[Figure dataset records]
* Start *

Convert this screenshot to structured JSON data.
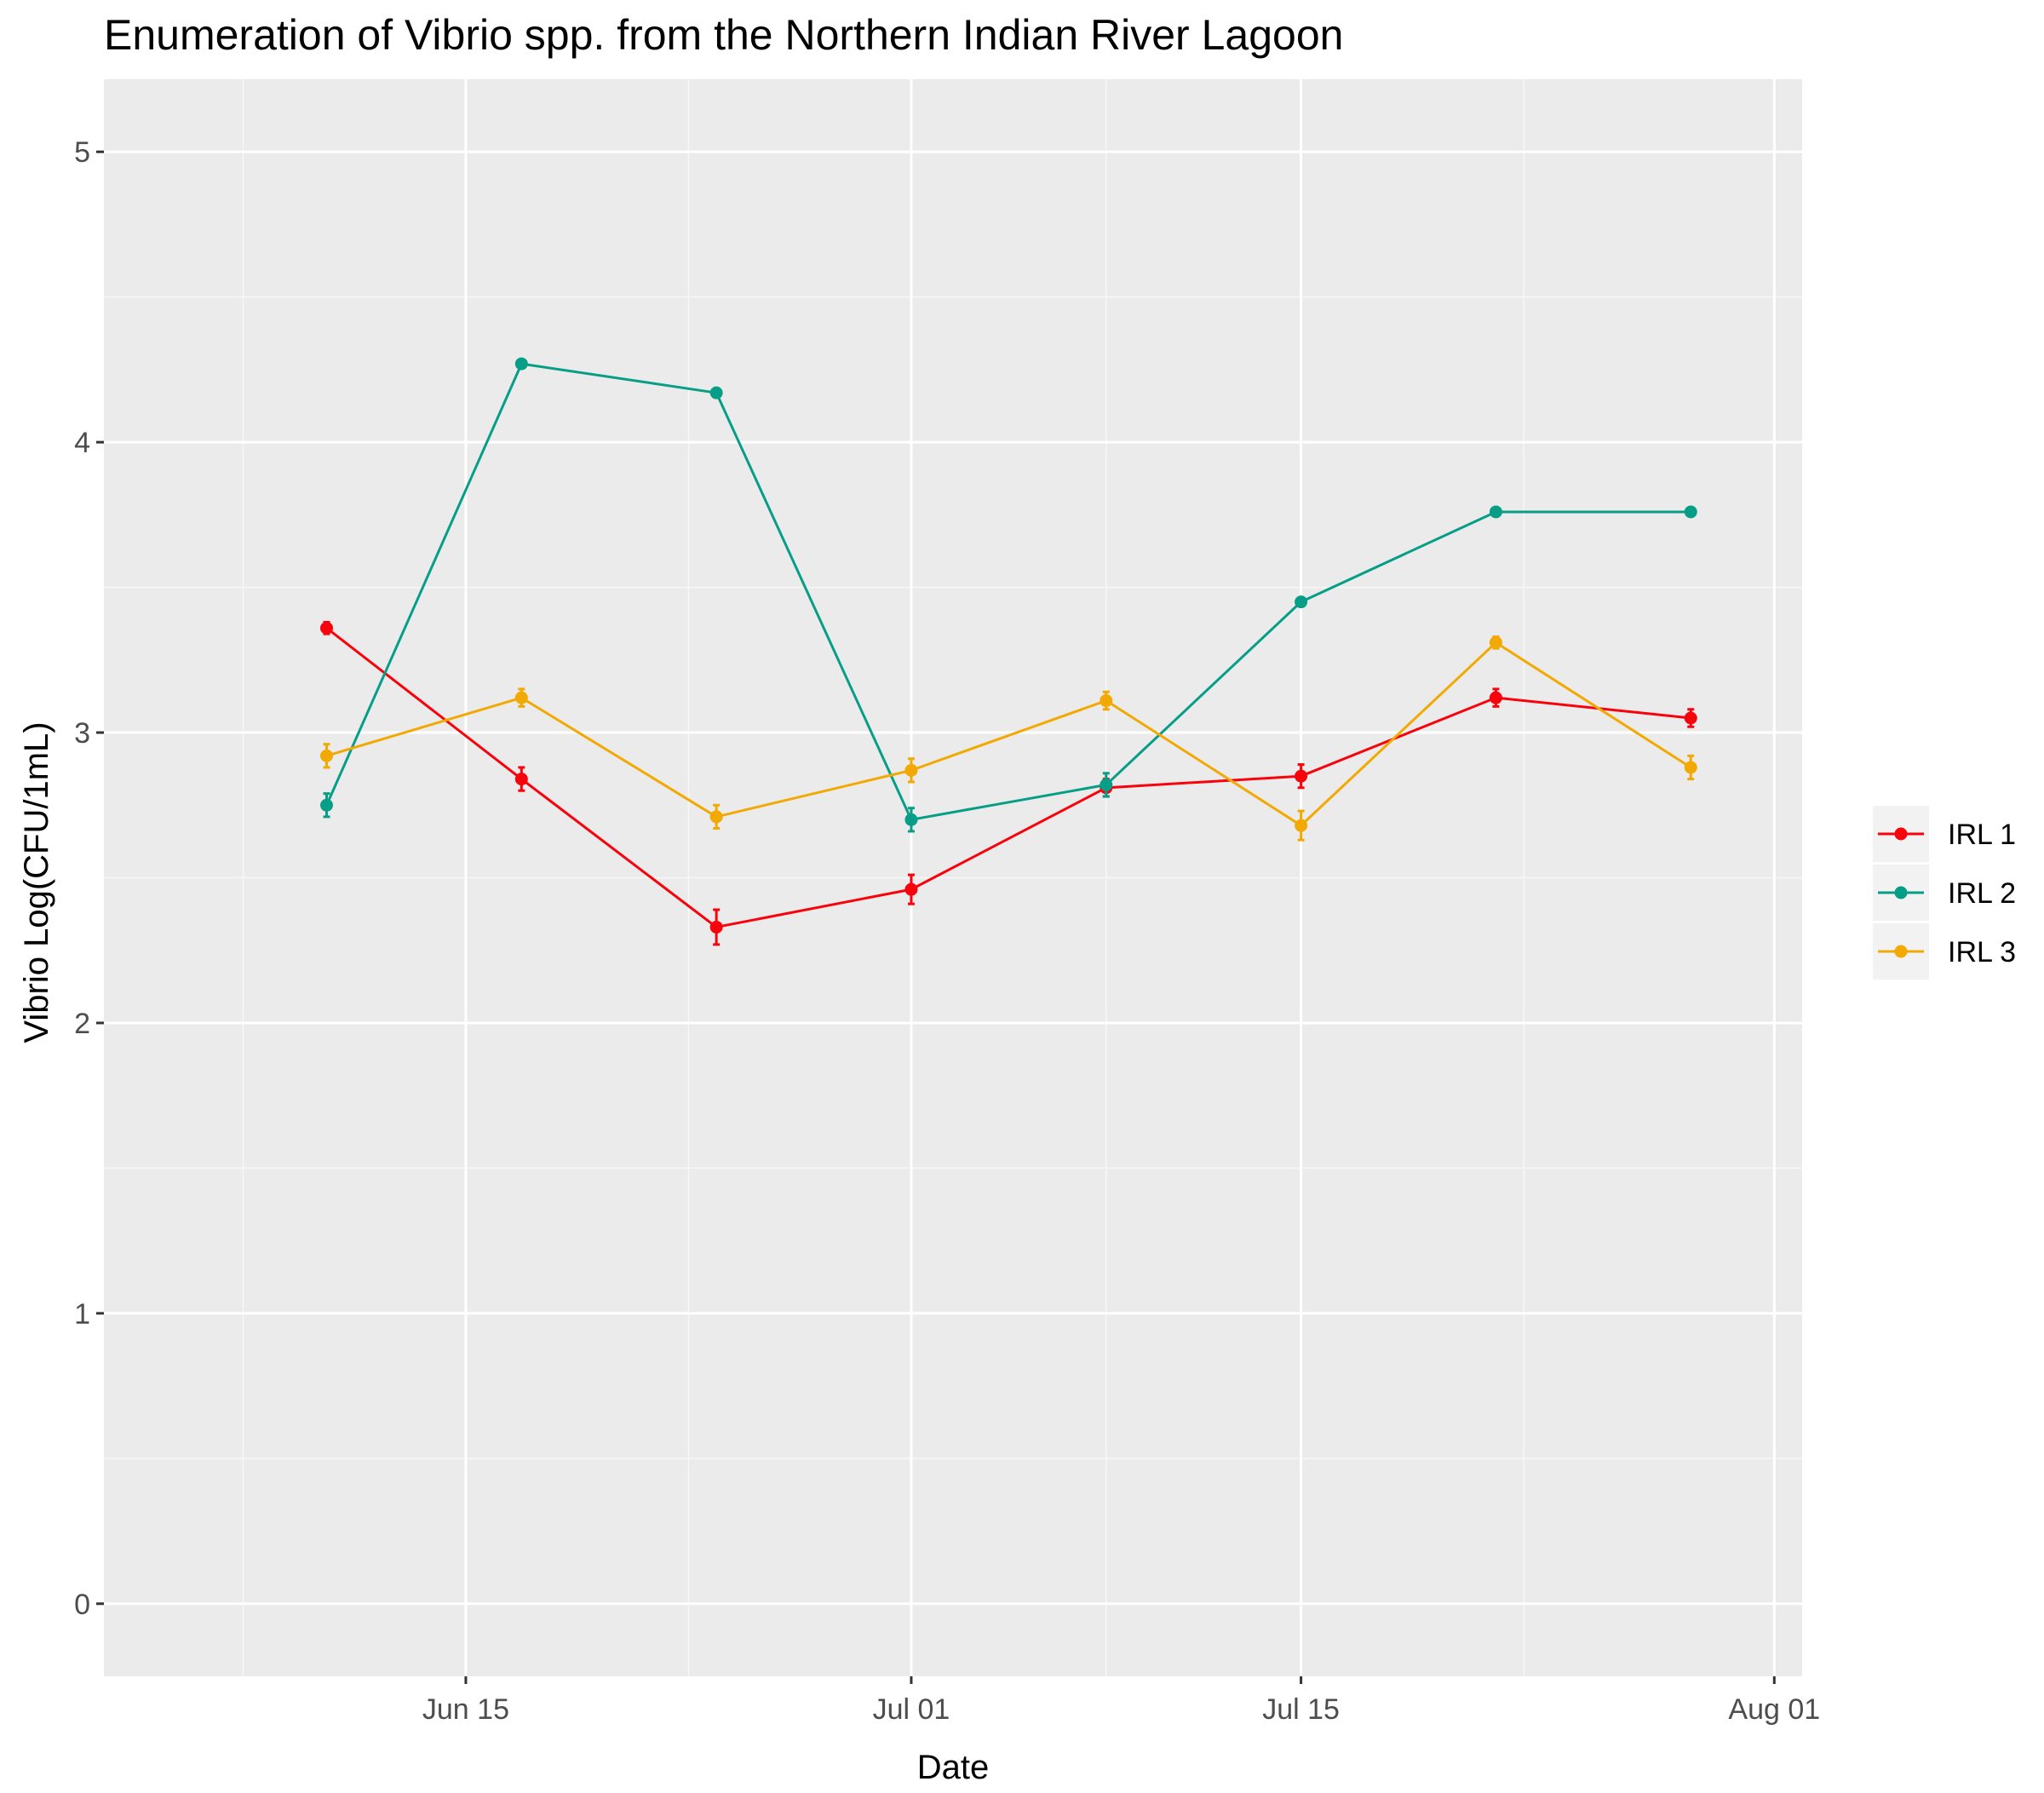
{
  "chart_data": {
    "type": "line",
    "title": "Enumeration of Vibrio spp. from the Northern Indian River Lagoon",
    "xlabel": "Date",
    "ylabel": "Vibrio Log(CFU/1mL)",
    "x_axis": {
      "kind": "date",
      "range": [
        "2021-06-02",
        "2021-08-02"
      ],
      "ticks": [
        {
          "date": "2021-06-15",
          "label": "Jun 15"
        },
        {
          "date": "2021-07-01",
          "label": "Jul 01"
        },
        {
          "date": "2021-07-15",
          "label": "Jul 15"
        },
        {
          "date": "2021-08-01",
          "label": "Aug 01"
        }
      ],
      "minor_ticks": [
        "2021-06-07",
        "2021-06-23",
        "2021-07-08",
        "2021-07-23"
      ]
    },
    "y_axis": {
      "range": [
        -0.25,
        5.25
      ],
      "ticks": [
        0,
        1,
        2,
        3,
        4,
        5
      ]
    },
    "grid": true,
    "legend": "right",
    "x": [
      "2021-06-10",
      "2021-06-17",
      "2021-06-24",
      "2021-07-01",
      "2021-07-08",
      "2021-07-15",
      "2021-07-22",
      "2021-07-29"
    ],
    "series": [
      {
        "name": "IRL 1",
        "color": "#F8030C",
        "values": [
          3.36,
          2.84,
          2.33,
          2.46,
          2.81,
          2.85,
          3.12,
          3.05
        ],
        "error": [
          0.02,
          0.04,
          0.06,
          0.05,
          0.03,
          0.04,
          0.03,
          0.03
        ]
      },
      {
        "name": "IRL 2",
        "color": "#079E87",
        "values": [
          2.75,
          4.27,
          4.17,
          2.7,
          2.82,
          3.45,
          3.76,
          3.76
        ],
        "error": [
          0.04,
          0.01,
          0.01,
          0.04,
          0.04,
          0.01,
          0.01,
          0.01
        ]
      },
      {
        "name": "IRL 3",
        "color": "#F2A904",
        "values": [
          2.92,
          3.12,
          2.71,
          2.87,
          3.11,
          2.68,
          3.31,
          2.88
        ],
        "error": [
          0.04,
          0.03,
          0.04,
          0.04,
          0.03,
          0.05,
          0.02,
          0.04
        ]
      }
    ]
  }
}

* End *

=== Your task ===
Copy the data exactly. Any picture it contains is to be omitted.

=== Final answer ===
Convert this screenshot to structured JSON data.
{
  "chart_data": {
    "type": "line",
    "title": "Enumeration of Vibrio spp. from the Northern Indian River Lagoon",
    "xlabel": "Date",
    "ylabel": "Vibrio Log(CFU/1mL)",
    "x_axis": {
      "kind": "date",
      "range": [
        "2021-06-02",
        "2021-08-02"
      ],
      "ticks": [
        {
          "date": "2021-06-15",
          "label": "Jun 15"
        },
        {
          "date": "2021-07-01",
          "label": "Jul 01"
        },
        {
          "date": "2021-07-15",
          "label": "Jul 15"
        },
        {
          "date": "2021-08-01",
          "label": "Aug 01"
        }
      ],
      "minor_ticks": [
        "2021-06-07",
        "2021-06-23",
        "2021-07-08",
        "2021-07-23"
      ]
    },
    "y_axis": {
      "range": [
        -0.25,
        5.25
      ],
      "ticks": [
        0,
        1,
        2,
        3,
        4,
        5
      ]
    },
    "grid": true,
    "legend": "right",
    "x": [
      "2021-06-10",
      "2021-06-17",
      "2021-06-24",
      "2021-07-01",
      "2021-07-08",
      "2021-07-15",
      "2021-07-22",
      "2021-07-29"
    ],
    "series": [
      {
        "name": "IRL 1",
        "color": "#F8030C",
        "values": [
          3.36,
          2.84,
          2.33,
          2.46,
          2.81,
          2.85,
          3.12,
          3.05
        ],
        "error": [
          0.02,
          0.04,
          0.06,
          0.05,
          0.03,
          0.04,
          0.03,
          0.03
        ]
      },
      {
        "name": "IRL 2",
        "color": "#079E87",
        "values": [
          2.75,
          4.27,
          4.17,
          2.7,
          2.82,
          3.45,
          3.76,
          3.76
        ],
        "error": [
          0.04,
          0.01,
          0.01,
          0.04,
          0.04,
          0.01,
          0.01,
          0.01
        ]
      },
      {
        "name": "IRL 3",
        "color": "#F2A904",
        "values": [
          2.92,
          3.12,
          2.71,
          2.87,
          3.11,
          2.68,
          3.31,
          2.88
        ],
        "error": [
          0.04,
          0.03,
          0.04,
          0.04,
          0.03,
          0.05,
          0.02,
          0.04
        ]
      }
    ]
  }
}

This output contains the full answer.